▶ **Instructions to follow**
From the listing below, return each line that includes "JSON".

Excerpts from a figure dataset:

+ + +

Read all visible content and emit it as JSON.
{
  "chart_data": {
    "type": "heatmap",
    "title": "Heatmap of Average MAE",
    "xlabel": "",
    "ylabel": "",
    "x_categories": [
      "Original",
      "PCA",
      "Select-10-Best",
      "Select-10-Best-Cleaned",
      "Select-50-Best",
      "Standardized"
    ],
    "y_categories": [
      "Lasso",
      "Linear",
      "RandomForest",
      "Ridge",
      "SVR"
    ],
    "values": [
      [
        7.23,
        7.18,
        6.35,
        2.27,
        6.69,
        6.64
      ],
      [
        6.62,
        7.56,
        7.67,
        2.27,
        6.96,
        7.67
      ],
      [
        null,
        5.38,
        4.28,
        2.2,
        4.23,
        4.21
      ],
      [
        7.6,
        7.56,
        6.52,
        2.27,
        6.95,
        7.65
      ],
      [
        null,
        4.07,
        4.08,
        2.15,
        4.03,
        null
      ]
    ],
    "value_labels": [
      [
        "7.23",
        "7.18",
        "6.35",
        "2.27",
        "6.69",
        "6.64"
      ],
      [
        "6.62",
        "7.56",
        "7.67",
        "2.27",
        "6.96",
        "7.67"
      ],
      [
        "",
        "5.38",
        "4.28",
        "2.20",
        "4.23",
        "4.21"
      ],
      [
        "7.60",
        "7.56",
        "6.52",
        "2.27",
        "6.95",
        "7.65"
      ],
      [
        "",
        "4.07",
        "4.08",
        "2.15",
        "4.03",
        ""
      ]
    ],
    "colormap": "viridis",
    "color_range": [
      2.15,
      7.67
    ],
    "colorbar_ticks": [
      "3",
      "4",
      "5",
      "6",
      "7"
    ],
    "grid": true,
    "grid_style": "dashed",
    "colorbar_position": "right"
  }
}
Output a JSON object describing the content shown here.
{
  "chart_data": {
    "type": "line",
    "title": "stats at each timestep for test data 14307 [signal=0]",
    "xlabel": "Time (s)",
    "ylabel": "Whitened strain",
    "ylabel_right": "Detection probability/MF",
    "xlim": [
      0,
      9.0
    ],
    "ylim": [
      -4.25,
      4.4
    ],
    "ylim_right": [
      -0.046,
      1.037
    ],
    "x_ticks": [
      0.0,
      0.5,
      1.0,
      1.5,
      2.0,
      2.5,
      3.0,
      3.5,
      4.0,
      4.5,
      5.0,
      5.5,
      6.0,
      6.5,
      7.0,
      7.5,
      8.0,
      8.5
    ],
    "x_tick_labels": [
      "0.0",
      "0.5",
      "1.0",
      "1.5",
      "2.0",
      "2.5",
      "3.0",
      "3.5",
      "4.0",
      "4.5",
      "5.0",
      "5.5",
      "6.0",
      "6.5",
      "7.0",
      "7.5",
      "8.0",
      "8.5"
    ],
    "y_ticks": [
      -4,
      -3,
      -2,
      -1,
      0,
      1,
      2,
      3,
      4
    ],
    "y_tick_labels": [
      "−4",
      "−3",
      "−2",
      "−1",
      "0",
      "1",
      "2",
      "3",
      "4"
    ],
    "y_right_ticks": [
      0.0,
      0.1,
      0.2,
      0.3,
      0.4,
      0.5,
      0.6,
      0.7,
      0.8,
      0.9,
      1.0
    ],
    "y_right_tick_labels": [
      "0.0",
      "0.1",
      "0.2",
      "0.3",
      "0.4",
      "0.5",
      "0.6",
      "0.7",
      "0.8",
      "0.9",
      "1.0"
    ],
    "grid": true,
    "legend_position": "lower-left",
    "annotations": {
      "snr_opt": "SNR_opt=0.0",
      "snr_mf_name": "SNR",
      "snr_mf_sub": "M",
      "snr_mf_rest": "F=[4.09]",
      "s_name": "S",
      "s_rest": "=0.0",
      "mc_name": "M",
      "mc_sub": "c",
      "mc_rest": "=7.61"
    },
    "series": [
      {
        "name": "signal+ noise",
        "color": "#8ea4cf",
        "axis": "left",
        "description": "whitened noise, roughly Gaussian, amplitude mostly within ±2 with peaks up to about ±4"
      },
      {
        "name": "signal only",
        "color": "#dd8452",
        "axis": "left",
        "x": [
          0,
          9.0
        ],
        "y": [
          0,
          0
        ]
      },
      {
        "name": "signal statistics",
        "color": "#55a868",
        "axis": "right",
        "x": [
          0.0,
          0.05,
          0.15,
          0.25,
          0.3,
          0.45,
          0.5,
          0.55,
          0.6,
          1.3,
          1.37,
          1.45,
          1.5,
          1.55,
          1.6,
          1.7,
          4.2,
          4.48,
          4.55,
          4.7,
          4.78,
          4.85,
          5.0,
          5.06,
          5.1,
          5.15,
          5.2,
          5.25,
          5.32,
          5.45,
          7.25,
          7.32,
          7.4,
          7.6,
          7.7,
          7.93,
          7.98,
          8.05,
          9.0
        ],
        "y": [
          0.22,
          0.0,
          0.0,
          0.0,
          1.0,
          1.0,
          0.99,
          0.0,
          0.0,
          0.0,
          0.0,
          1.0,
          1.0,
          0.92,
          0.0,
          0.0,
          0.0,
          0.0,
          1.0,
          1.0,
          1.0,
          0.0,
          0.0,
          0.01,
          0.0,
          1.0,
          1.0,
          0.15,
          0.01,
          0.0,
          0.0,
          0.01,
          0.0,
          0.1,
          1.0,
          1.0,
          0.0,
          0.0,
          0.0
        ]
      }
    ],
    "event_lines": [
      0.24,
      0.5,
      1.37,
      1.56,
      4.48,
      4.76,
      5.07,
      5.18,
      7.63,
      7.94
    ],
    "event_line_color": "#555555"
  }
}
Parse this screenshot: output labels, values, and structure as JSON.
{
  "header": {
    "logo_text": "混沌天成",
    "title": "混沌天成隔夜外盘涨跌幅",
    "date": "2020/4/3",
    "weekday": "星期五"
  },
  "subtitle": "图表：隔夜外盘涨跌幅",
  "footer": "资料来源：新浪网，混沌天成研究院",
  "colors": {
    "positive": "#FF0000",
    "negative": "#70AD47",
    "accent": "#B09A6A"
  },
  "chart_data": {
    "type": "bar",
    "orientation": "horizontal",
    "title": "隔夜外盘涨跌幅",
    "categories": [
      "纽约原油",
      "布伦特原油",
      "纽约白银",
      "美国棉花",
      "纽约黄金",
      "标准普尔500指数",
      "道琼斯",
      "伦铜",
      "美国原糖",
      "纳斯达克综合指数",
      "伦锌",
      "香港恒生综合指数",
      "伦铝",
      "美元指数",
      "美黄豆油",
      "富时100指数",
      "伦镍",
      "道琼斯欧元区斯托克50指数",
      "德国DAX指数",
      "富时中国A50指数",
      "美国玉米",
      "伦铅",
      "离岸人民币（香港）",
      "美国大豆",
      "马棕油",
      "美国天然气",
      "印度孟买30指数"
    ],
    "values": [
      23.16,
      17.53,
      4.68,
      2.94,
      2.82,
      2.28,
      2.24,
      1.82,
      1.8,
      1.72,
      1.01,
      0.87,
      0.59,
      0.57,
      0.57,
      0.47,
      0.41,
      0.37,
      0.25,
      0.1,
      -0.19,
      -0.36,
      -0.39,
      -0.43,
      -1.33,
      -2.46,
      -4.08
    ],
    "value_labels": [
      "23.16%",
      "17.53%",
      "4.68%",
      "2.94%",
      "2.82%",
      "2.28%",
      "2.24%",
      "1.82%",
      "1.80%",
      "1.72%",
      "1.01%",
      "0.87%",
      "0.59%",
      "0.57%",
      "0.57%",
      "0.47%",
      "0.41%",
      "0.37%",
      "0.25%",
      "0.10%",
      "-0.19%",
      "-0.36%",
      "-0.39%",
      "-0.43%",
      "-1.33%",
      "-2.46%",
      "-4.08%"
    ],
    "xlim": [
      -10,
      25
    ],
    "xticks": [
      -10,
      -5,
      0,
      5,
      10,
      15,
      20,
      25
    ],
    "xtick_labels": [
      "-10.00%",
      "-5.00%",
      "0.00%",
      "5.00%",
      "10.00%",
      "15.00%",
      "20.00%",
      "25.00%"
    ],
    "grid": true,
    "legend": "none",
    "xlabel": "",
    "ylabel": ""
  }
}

+ + +

▶ **The answer**
Read all visible content and emit it as JSON.
Output a JSON object describing the content shown here.
Parse this screenshot: output labels, values, and structure as JSON.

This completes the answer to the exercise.